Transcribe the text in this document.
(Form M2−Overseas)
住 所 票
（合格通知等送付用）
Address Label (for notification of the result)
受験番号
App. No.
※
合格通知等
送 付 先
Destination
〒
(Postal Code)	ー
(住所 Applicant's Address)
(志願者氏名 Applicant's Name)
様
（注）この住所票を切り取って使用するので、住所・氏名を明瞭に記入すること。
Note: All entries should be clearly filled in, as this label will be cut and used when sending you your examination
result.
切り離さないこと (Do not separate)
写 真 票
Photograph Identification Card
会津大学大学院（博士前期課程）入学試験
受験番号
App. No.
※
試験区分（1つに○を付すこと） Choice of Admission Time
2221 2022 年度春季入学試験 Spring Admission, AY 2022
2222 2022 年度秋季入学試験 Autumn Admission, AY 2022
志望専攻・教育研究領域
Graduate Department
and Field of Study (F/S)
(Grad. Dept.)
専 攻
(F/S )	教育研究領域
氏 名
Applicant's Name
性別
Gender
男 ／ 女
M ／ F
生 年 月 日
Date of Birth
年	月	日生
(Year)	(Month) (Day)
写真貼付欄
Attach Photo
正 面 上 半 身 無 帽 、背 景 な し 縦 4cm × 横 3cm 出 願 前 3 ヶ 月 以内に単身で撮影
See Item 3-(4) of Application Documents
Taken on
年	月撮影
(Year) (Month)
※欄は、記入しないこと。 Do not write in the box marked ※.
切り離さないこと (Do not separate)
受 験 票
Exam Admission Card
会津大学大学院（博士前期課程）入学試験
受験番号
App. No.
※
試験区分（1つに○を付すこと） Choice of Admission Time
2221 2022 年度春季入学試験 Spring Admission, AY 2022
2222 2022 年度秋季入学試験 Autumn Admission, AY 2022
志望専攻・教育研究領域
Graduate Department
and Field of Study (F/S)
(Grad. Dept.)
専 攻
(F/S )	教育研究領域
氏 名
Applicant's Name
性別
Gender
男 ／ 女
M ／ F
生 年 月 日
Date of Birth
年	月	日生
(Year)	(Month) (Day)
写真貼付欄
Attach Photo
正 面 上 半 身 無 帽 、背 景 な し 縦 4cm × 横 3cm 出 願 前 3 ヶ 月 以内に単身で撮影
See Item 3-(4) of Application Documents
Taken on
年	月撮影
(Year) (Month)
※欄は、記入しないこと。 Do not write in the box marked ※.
--------------------------------
**AIM**
Write the data from above out again, exactly.

**FINAL RESULT**
Transcribe the text in this document.
(Form M2−Overseas)
住 所 票
（合格通知等送付用）
Address Label (for notification of the result)
受験番号
App. No.
※
合格通知等
送 付 先
Destination
〒
(Postal Code)	ー
(住所 Applicant's Address)
(志願者氏名 Applicant's Name)
様
（注）この住所票を切り取って使用するので、住所・氏名を明瞭に記入すること。
Note: All entries should be clearly filled in, as this label will be cut and used when sending you your examination
result.
切り離さないこと (Do not separate)
写 真 票
Photograph Identification Card
会津大学大学院（博士前期課程）入学試験
受験番号
App. No.
※
試験区分（1つに○を付すこと） Choice of Admission Time
2221 2022 年度春季入学試験 Spring Admission, AY 2022
2222 2022 年度秋季入学試験 Autumn Admission, AY 2022
志望専攻・教育研究領域
Graduate Department
and Field of Study (F/S)
(Grad. Dept.)
専 攻
(F/S )	教育研究領域
氏 名
Applicant's Name
性別
Gender
男 ／ 女
M ／ F
生 年 月 日
Date of Birth
年	月	日生
(Year)	(Month) (Day)
写真貼付欄
Attach Photo
正 面 上 半 身 無 帽 、背 景 な し 縦 4cm × 横 3cm 出 願 前 3 ヶ 月 以内に単身で撮影
See Item 3-(4) of Application Documents
Taken on
年	月撮影
(Year) (Month)
※欄は、記入しないこと。 Do not write in the box marked ※.
切り離さないこと (Do not separate)
受 験 票
Exam Admission Card
会津大学大学院（博士前期課程）入学試験
受験番号
App. No.
※
試験区分（1つに○を付すこと） Choice of Admission Time
2221 2022 年度春季入学試験 Spring Admission, AY 2022
2222 2022 年度秋季入学試験 Autumn Admission, AY 2022
志望専攻・教育研究領域
Graduate Department
and Field of Study (F/S)
(Grad. Dept.)
専 攻
(F/S )	教育研究領域
氏 名
Applicant's Name
性別
Gender
男 ／ 女
M ／ F
生 年 月 日
Date of Birth
年	月	日生
(Year)	(Month) (Day)
写真貼付欄
Attach Photo
正 面 上 半 身 無 帽 、背 景 な し 縦 4cm × 横 3cm 出 願 前 3 ヶ 月 以内に単身で撮影
See Item 3-(4) of Application Documents
Taken on
年	月撮影
(Year) (Month)
※欄は、記入しないこと。 Do not write in the box marked ※.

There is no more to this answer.